PRESS RELEASE - June 14, 2010
CONTACT: Daniel Vandever, Public Information Officer
||Navajo Nation Fair Parade spectators Sept.2009
A Fair for the People
WINDOW ROCK, Ariz. – Last week, the Budget and Finance Committee wanted to know from the Navajo Parks and Recreation Department – Special Events which budget-strapped departments can afford to donate $523,565 to the Navajo Nation Fair.
Chairman LoRenzo Bates even went as far as to ask the Special Events section to define the Fair’s purpose.
The Navajo Parks and Recreation Department – Special Events’ position is that the Navajo Nation Fair is an event for the people and always has been.
“We are a non-profit event,” explained Fair Manager Norma Bowman. “With any event that is non-for-profit and is as large as the Navajo Nation Fair, there is a risk of losing money.”
“We just feel that with the addiction, poverty and societal indifference that the Navajo people face every day, we owe it to them to put on the best show possible. We’ll just have to keep our costs in check.”
To prove that the Fair is for the people, the Special Events section has announced that it will be providing several free and discounted nights of entertainment. Starting on Tuesday, September 7 at 8 pm, Christian rock bands Mercy Me and Addison Road will be putting on a free concert at the DCJ Memorial Arena, and Wednesday the hit comedy show “49 Laughs” will be performing for a discounted price of $2.
On Thursday at 9:30 pm, Earl Thomas Conley will be putting on a show after the Championship Bull Riding for tickets priced at only $10. If patrons wanted to see both the CBR and Earl Thomas Conley, tickets are going for $20 for adults and $10 for seniors and children.
Ronnie Milsap is performing Friday night, after the first performance of the Indian Rodeo, at 9:30 pm and his tickets are going for $20 for adults and $10 for seniors and children.

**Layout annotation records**
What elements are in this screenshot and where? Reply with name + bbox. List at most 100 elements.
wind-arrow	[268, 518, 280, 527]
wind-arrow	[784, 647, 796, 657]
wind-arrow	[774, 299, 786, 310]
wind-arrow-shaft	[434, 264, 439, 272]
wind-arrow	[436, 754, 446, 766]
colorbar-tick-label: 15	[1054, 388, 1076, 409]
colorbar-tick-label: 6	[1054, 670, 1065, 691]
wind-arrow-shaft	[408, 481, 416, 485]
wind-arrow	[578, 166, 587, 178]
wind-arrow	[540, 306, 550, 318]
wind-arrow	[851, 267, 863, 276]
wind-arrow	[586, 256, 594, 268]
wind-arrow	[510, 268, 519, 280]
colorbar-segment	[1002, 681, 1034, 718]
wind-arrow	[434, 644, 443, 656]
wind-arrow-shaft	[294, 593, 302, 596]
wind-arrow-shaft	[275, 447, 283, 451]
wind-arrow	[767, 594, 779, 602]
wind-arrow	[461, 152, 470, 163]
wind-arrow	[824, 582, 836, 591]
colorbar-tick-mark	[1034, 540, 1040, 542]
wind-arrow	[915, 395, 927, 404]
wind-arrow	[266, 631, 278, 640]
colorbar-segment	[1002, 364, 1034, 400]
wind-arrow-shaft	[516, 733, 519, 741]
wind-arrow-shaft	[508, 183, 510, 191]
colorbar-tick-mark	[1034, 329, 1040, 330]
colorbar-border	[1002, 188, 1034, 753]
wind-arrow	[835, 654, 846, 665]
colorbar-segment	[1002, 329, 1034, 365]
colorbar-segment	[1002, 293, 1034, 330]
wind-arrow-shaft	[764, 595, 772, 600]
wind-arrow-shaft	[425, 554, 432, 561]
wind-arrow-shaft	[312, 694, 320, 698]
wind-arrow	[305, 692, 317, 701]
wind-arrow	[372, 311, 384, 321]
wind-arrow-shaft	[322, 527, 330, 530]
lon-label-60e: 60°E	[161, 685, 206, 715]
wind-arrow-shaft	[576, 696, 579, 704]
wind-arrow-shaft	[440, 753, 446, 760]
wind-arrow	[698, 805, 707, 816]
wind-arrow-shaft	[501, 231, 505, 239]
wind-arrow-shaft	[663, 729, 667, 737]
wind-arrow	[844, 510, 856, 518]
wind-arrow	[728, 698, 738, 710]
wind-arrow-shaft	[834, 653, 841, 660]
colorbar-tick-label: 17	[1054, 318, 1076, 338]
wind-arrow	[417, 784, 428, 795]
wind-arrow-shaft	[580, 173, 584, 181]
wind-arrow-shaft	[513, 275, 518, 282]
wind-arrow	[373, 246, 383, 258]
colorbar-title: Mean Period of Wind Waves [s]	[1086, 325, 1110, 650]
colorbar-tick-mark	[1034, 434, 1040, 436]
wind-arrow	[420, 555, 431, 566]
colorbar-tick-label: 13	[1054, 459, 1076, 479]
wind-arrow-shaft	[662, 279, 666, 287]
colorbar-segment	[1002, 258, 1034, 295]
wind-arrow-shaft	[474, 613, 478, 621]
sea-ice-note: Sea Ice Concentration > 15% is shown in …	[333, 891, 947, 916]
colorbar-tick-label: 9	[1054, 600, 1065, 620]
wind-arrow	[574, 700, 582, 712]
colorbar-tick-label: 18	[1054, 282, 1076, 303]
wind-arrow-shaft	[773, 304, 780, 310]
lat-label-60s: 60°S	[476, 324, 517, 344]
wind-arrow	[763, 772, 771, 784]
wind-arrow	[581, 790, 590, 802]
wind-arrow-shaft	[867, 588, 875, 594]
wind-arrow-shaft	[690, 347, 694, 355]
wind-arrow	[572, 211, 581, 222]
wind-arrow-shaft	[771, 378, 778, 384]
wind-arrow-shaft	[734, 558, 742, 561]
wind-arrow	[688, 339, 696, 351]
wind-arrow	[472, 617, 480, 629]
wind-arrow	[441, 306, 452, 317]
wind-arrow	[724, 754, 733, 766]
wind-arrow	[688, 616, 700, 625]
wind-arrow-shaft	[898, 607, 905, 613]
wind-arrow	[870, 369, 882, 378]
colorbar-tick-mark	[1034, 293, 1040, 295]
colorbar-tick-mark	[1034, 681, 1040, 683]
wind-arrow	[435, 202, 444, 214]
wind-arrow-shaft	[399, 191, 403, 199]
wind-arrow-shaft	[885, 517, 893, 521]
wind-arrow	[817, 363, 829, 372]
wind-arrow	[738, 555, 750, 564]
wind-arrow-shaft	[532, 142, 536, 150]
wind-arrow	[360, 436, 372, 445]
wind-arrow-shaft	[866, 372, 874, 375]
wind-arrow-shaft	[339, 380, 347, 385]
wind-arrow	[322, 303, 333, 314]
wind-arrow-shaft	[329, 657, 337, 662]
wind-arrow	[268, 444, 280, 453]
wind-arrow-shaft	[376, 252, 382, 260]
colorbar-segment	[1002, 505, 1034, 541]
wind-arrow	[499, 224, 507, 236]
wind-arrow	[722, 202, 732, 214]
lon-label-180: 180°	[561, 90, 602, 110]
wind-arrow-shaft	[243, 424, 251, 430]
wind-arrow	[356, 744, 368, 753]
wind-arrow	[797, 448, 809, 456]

**What is asked**
[A] Answer these questions using the fair press release:
(i) Who is listed as the contact for the release?
(ii) What dollar amount did the Budget and Finance Committee ask about donating to the fair?
(iii) Where will the free Tuesday concert take place?
[B] Please translate this sentence from the fair press release into Spanish: "Chairman LoRenzo Bates even went as far as to ask the Special Events section to define the Fair’s purpose."
[C] Name every individual person mentioned by name in the fair press release.
The rows have no connection to the press release.

**Solved tasks**
[A]
(i) Daniel Vandever, Public Information Officer
(ii) $523,565
(iii) The DCJ Memorial Arena

[B] El presidente LoRenzo Bates llegó incluso a pedirle a la sección de Eventos Especiales que definiera el propósito de la Feria.

[C] Daniel Vandever, LoRenzo Bates, Norma Bowman, Earl Thomas Conley, Ronnie Milsap